▸ Work instructions
Wherever the string "tabla" appears, copy the whole line.

###

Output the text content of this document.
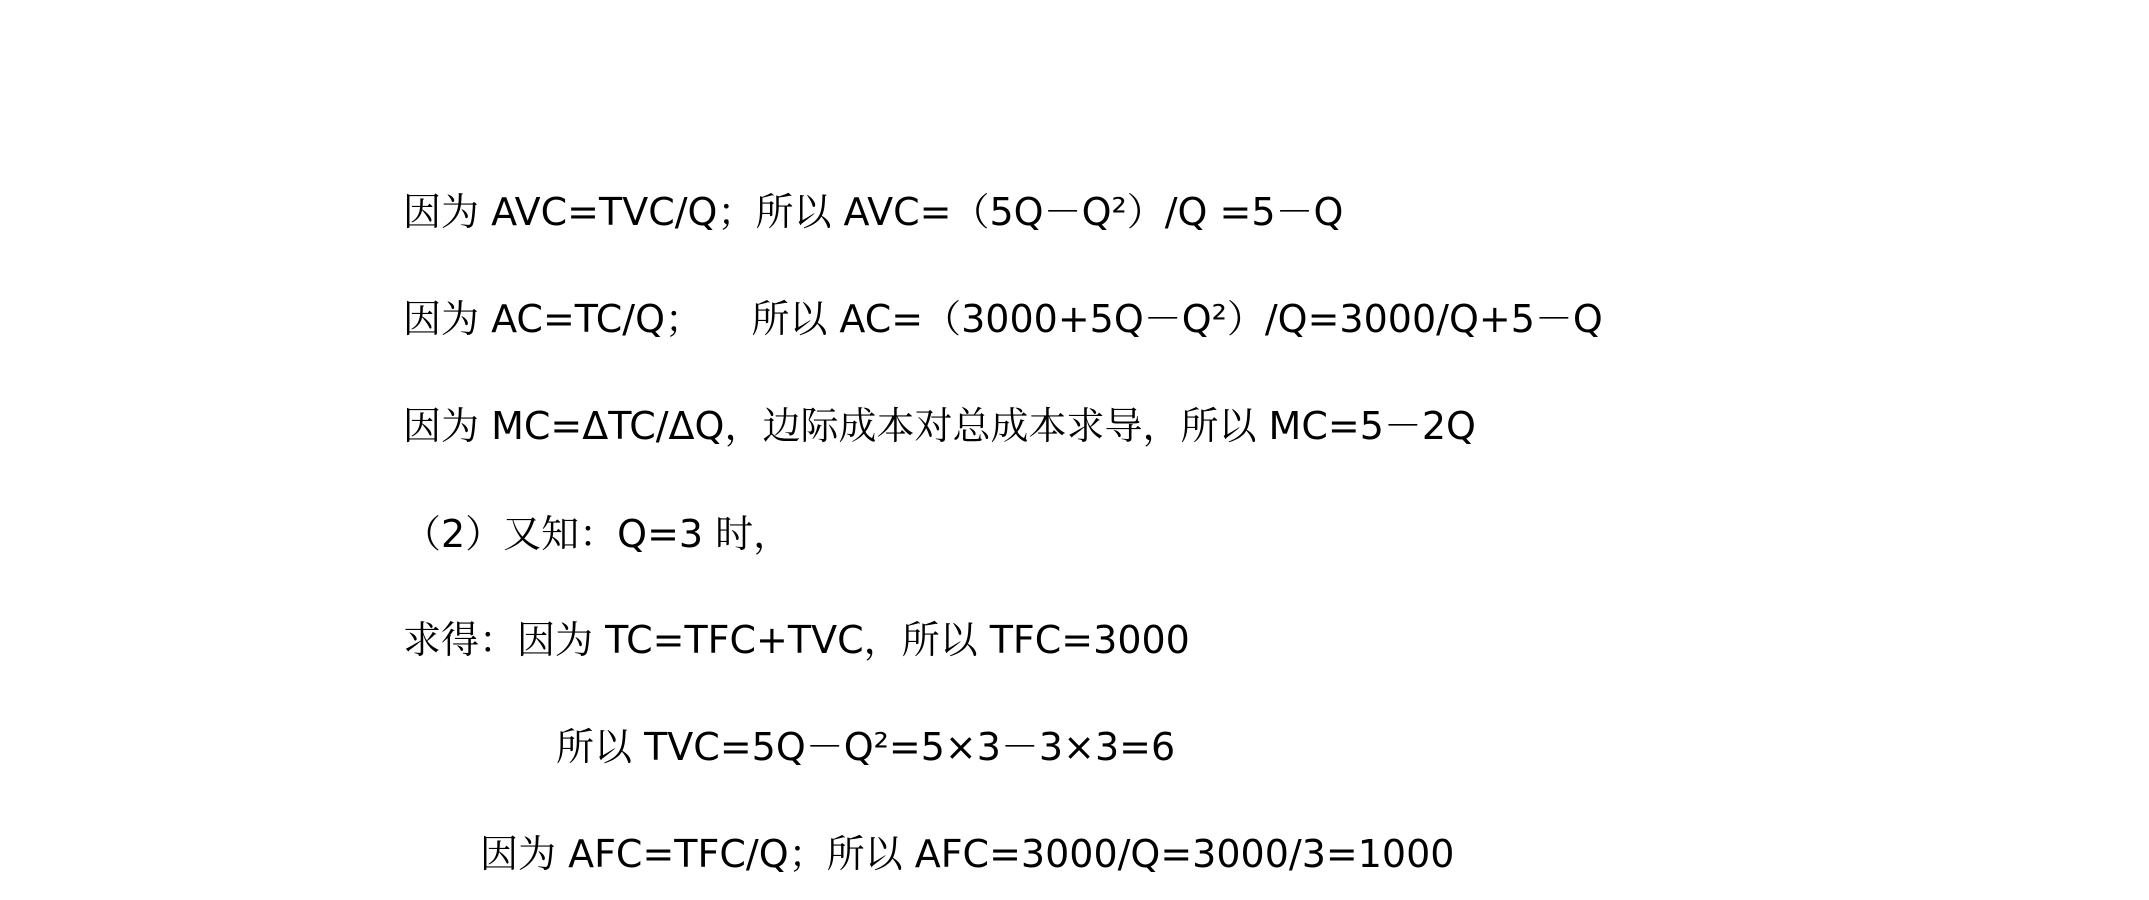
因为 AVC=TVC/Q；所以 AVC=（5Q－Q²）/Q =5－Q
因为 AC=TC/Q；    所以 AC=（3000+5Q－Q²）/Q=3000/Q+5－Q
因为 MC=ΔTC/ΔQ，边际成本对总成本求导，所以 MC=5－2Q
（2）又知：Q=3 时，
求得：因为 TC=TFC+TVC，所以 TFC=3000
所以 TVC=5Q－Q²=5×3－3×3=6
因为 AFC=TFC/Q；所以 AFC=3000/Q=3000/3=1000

###

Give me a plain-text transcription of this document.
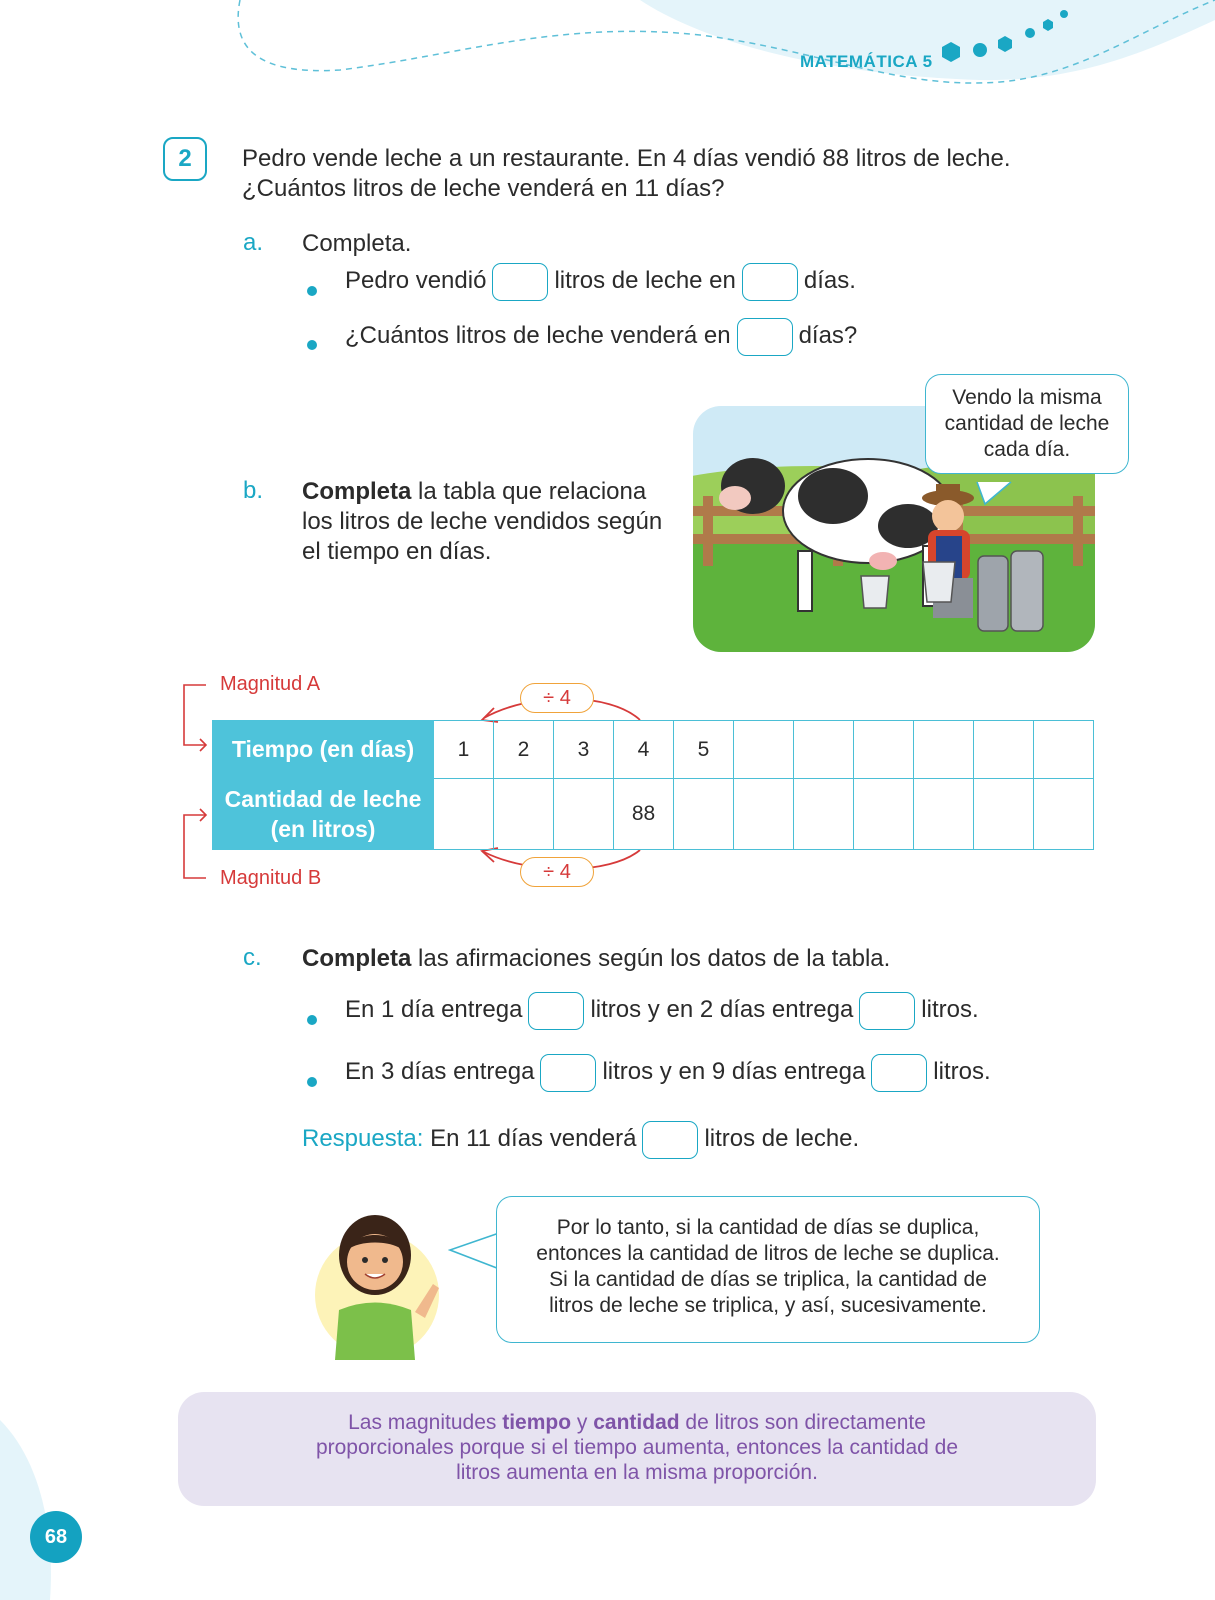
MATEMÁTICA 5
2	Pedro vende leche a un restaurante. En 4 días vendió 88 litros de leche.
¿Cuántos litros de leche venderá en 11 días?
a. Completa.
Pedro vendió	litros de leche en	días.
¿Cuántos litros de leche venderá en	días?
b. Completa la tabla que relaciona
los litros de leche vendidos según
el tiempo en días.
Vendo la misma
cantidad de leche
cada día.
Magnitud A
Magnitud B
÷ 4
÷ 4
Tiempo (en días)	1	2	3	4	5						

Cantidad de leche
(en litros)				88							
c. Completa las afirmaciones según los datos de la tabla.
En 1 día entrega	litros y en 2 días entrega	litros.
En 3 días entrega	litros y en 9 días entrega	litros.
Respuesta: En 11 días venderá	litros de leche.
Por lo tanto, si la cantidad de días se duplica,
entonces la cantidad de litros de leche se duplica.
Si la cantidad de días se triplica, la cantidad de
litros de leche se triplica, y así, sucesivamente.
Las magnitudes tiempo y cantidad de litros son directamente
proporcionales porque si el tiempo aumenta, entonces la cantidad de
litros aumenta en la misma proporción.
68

###

▸ Task response
b. Completa la tabla que relaciona
c. Completa las afirmaciones según los datos de la tabla.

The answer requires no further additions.